◆ Given instruction ◆
Return every entry exactly.

◆ Dataset records ◆
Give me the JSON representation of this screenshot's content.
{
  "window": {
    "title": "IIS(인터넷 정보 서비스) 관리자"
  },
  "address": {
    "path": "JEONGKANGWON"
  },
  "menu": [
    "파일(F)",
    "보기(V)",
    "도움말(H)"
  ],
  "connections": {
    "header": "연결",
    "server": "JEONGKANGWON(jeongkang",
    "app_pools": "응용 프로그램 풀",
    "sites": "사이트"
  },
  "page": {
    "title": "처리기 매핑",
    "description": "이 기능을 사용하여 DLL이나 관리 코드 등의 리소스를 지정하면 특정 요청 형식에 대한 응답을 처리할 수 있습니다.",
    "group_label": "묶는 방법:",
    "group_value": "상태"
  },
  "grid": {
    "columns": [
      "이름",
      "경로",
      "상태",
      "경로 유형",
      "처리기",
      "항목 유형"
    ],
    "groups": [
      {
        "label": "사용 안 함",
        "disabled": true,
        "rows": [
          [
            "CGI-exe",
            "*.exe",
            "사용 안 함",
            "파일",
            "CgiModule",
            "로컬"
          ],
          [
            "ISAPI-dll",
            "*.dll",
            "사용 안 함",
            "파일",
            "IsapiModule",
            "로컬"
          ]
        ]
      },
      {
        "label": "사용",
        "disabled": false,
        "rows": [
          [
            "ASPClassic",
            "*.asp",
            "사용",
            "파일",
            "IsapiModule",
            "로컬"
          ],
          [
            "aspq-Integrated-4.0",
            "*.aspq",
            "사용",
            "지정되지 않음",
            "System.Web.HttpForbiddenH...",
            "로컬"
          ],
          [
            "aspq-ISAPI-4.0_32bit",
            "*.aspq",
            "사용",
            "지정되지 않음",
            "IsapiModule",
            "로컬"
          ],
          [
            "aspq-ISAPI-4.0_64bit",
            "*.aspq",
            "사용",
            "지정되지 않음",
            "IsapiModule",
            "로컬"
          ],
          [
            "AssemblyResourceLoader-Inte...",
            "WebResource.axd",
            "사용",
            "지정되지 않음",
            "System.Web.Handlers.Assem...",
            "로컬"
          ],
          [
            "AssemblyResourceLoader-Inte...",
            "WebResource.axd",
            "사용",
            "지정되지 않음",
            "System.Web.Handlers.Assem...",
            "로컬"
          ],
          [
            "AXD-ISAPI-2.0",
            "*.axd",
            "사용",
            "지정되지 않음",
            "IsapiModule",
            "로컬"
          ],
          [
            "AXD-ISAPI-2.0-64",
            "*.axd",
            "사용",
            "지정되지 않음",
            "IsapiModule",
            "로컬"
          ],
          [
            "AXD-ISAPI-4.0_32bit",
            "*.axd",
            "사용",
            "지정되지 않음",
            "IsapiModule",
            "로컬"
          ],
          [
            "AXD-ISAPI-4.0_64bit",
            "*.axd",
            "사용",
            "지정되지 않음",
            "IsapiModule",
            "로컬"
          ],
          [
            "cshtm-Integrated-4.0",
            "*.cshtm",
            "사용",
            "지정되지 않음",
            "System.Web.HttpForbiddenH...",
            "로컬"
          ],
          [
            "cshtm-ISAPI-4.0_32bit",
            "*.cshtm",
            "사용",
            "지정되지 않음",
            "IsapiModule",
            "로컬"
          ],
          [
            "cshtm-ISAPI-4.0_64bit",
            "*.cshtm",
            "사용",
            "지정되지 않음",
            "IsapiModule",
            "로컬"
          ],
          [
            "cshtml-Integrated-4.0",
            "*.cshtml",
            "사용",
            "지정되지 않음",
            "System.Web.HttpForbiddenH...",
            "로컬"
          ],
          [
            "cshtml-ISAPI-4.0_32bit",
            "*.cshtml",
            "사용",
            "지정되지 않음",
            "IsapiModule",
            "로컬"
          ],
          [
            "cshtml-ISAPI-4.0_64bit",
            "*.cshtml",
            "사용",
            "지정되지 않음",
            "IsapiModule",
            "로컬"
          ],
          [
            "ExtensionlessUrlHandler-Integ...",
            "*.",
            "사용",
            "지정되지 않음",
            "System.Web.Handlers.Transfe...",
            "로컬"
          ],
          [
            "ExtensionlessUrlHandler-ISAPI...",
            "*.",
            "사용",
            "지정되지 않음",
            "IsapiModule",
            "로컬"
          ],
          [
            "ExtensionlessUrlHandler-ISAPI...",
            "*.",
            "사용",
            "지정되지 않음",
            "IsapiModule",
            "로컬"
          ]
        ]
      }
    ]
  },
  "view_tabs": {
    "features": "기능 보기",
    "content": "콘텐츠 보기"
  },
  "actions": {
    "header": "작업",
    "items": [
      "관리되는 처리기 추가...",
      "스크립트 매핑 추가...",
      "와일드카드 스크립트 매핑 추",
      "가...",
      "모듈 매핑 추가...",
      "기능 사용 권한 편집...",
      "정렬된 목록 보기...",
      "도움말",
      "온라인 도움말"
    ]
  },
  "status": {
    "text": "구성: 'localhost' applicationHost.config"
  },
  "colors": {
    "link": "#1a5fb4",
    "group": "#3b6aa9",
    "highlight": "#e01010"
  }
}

◆ Output ◆
Give me the JSON representation of this screenshot's content.
{
  "window": {
    "title": "IIS(인터넷 정보 서비스) 관리자"
  },
  "address": {
    "path": "JEONGKANGWON"
  },
  "menu": [
    "파일(F)",
    "보기(V)",
    "도움말(H)"
  ],
  "connections": {
    "header": "연결",
    "server": "JEONGKANGWON(jeongkang",
    "app_pools": "응용 프로그램 풀",
    "sites": "사이트"
  },
  "page": {
    "title": "처리기 매핑",
    "description": "이 기능을 사용하여 DLL이나 관리 코드 등의 리소스를 지정하면 특정 요청 형식에 대한 응답을 처리할 수 있습니다.",
    "group_label": "묶는 방법:",
    "group_value": "상태"
  },
  "grid": {
    "columns": [
      "이름",
      "경로",
      "상태",
      "경로 유형",
      "처리기",
      "항목 유형"
    ],
    "groups": [
      {
        "label": "사용 안 함",
        "disabled": true,
        "rows": [
          [
            "CGI-exe",
            "*.exe",
            "사용 안 함",
            "파일",
            "CgiModule",
            "로컬"
          ],
          [
            "ISAPI-dll",
            "*.dll",
            "사용 안 함",
            "파일",
            "IsapiModule",
            "로컬"
          ]
        ]
      },
      {
        "label": "사용",
        "disabled": false,
        "rows": [
          [
            "ASPClassic",
            "*.asp",
            "사용",
            "파일",
            "IsapiModule",
            "로컬"
          ],
          [
            "aspq-Integrated-4.0",
            "*.aspq",
            "사용",
            "지정되지 않음",
            "System.Web.HttpForbiddenH...",
            "로컬"
          ],
          [
            "aspq-ISAPI-4.0_32bit",
            "*.aspq",
            "사용",
            "지정되지 않음",
            "IsapiModule",
            "로컬"
          ],
          [
            "aspq-ISAPI-4.0_64bit",
            "*.aspq",
            "사용",
            "지정되지 않음",
            "IsapiModule",
            "로컬"
          ],
          [
            "AssemblyResourceLoader-Inte...",
            "WebResource.axd",
            "사용",
            "지정되지 않음",
            "System.Web.Handlers.Assem...",
            "로컬"
          ],
          [
            "AssemblyResourceLoader-Inte...",
            "WebResource.axd",
            "사용",
            "지정되지 않음",
            "System.Web.Handlers.Assem...",
            "로컬"
          ],
          [
            "AXD-ISAPI-2.0",
            "*.axd",
            "사용",
            "지정되지 않음",
            "IsapiModule",
            "로컬"
          ],
          [
            "AXD-ISAPI-2.0-64",
            "*.axd",
            "사용",
            "지정되지 않음",
            "IsapiModule",
            "로컬"
          ],
          [
            "AXD-ISAPI-4.0_32bit",
            "*.axd",
            "사용",
            "지정되지 않음",
            "IsapiModule",
            "로컬"
          ],
          [
            "AXD-ISAPI-4.0_64bit",
            "*.axd",
            "사용",
            "지정되지 않음",
            "IsapiModule",
            "로컬"
          ],
          [
            "cshtm-Integrated-4.0",
            "*.cshtm",
            "사용",
            "지정되지 않음",
            "System.Web.HttpForbiddenH...",
            "로컬"
          ],
          [
            "cshtm-ISAPI-4.0_32bit",
            "*.cshtm",
            "사용",
            "지정되지 않음",
            "IsapiModule",
            "로컬"
          ],
          [
            "cshtm-ISAPI-4.0_64bit",
            "*.cshtm",
            "사용",
            "지정되지 않음",
            "IsapiModule",
            "로컬"
          ],
          [
            "cshtml-Integrated-4.0",
            "*.cshtml",
            "사용",
            "지정되지 않음",
            "System.Web.HttpForbiddenH...",
            "로컬"
          ],
          [
            "cshtml-ISAPI-4.0_32bit",
            "*.cshtml",
            "사용",
            "지정되지 않음",
            "IsapiModule",
            "로컬"
          ],
          [
            "cshtml-ISAPI-4.0_64bit",
            "*.cshtml",
            "사용",
            "지정되지 않음",
            "IsapiModule",
            "로컬"
          ],
          [
            "ExtensionlessUrlHandler-Integ...",
            "*.",
            "사용",
            "지정되지 않음",
            "System.Web.Handlers.Transfe...",
            "로컬"
          ],
          [
            "ExtensionlessUrlHandler-ISAPI...",
            "*.",
            "사용",
            "지정되지 않음",
            "IsapiModule",
            "로컬"
          ],
          [
            "ExtensionlessUrlHandler-ISAPI...",
            "*.",
            "사용",
            "지정되지 않음",
            "IsapiModule",
            "로컬"
          ]
        ]
      }
    ]
  },
  "view_tabs": {
    "features": "기능 보기",
    "content": "콘텐츠 보기"
  },
  "actions": {
    "header": "작업",
    "items": [
      "관리되는 처리기 추가...",
      "스크립트 매핑 추가...",
      "와일드카드 스크립트 매핑 추",
      "가...",
      "모듈 매핑 추가...",
      "기능 사용 권한 편집...",
      "정렬된 목록 보기...",
      "도움말",
      "온라인 도움말"
    ]
  },
  "status": {
    "text": "구성: 'localhost' applicationHost.config"
  },
  "colors": {
    "link": "#1a5fb4",
    "group": "#3b6aa9",
    "highlight": "#e01010"
  }
}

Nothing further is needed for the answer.